---------- Exercise material ----------

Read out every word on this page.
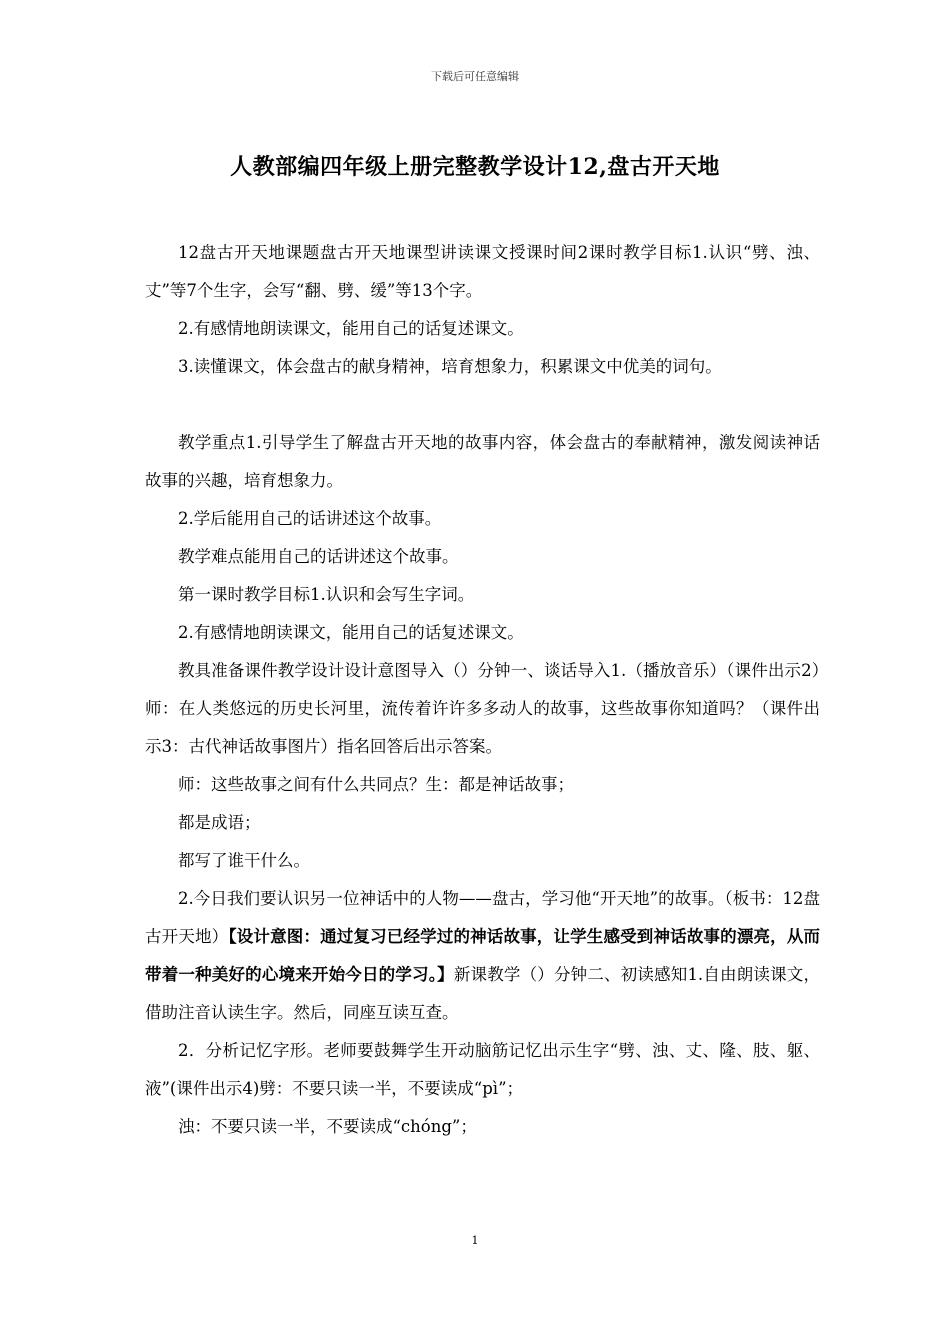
下载后可任意编辑
人教部编四年级上册完整教学设计12,盘古开天地

12盘古开天地课题盘古开天地课型讲读课文授课时间2课时教学目标1.认识“劈、浊、丈”等7个生字，会写“翻、劈、缓”等13个字。

2.有感情地朗读课文，能用自己的话复述课文。

3.读懂课文，体会盘古的献身精神，培育想象力，积累课文中优美的词句。

教学重点1.引导学生了解盘古开天地的故事内容，体会盘古的奉献精神，激发阅读神话故事的兴趣，培育想象力。

2.学后能用自己的话讲述这个故事。

教学难点能用自己的话讲述这个故事。

第一课时教学目标1.认识和会写生字词。

2.有感情地朗读课文，能用自己的话复述课文。

教具准备课件教学设计设计意图导入（）分钟一、谈话导入1.（播放音乐）（课件出示2）师：在人类悠远的历史长河里，流传着许许多多动人的故事，这些故事你知道吗？（课件出示3：古代神话故事图片）指名回答后出示答案。

师：这些故事之间有什么共同点？生：都是神话故事；

都是成语；

都写了谁干什么。

2.今日我们要认识另一位神话中的人物——盘古，学习他“开天地”的故事。（板书：12盘古开天地）【设计意图：通过复习已经学过的神话故事，让学生感受到神话故事的漂亮，从而带着一种美好的心境来开始今日的学习。】新课教学（）分钟二、初读感知1.自由朗读课文，借助注音认读生字。然后，同座互读互查。

2．分析记忆字形。老师要鼓舞学生开动脑筋记忆出示生字“劈、浊、丈、隆、肢、躯、液”(课件出示4)劈：不要只读一半，不要读成“pì”；

浊：不要只读一半，不要读成“chóng”；

1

----------

● **Work instructions**:
Give back the whole listing as it stands, minus its pictures.

● **Right answer**:
Read out every word on this page.
下载后可任意编辑
人教部编四年级上册完整教学设计12,盘古开天地

12盘古开天地课题盘古开天地课型讲读课文授课时间2课时教学目标1.认识“劈、浊、丈”等7个生字，会写“翻、劈、缓”等13个字。

2.有感情地朗读课文，能用自己的话复述课文。

3.读懂课文，体会盘古的献身精神，培育想象力，积累课文中优美的词句。

教学重点1.引导学生了解盘古开天地的故事内容，体会盘古的奉献精神，激发阅读神话故事的兴趣，培育想象力。

2.学后能用自己的话讲述这个故事。

教学难点能用自己的话讲述这个故事。

第一课时教学目标1.认识和会写生字词。

2.有感情地朗读课文，能用自己的话复述课文。

教具准备课件教学设计设计意图导入（）分钟一、谈话导入1.（播放音乐）（课件出示2）师：在人类悠远的历史长河里，流传着许许多多动人的故事，这些故事你知道吗？（课件出示3：古代神话故事图片）指名回答后出示答案。

师：这些故事之间有什么共同点？生：都是神话故事；

都是成语；

都写了谁干什么。

2.今日我们要认识另一位神话中的人物——盘古，学习他“开天地”的故事。（板书：12盘古开天地）【设计意图：通过复习已经学过的神话故事，让学生感受到神话故事的漂亮，从而带着一种美好的心境来开始今日的学习。】新课教学（）分钟二、初读感知1.自由朗读课文，借助注音认读生字。然后，同座互读互查。

2．分析记忆字形。老师要鼓舞学生开动脑筋记忆出示生字“劈、浊、丈、隆、肢、躯、液”(课件出示4)劈：不要只读一半，不要读成“pì”；

浊：不要只读一半，不要读成“chóng”；

1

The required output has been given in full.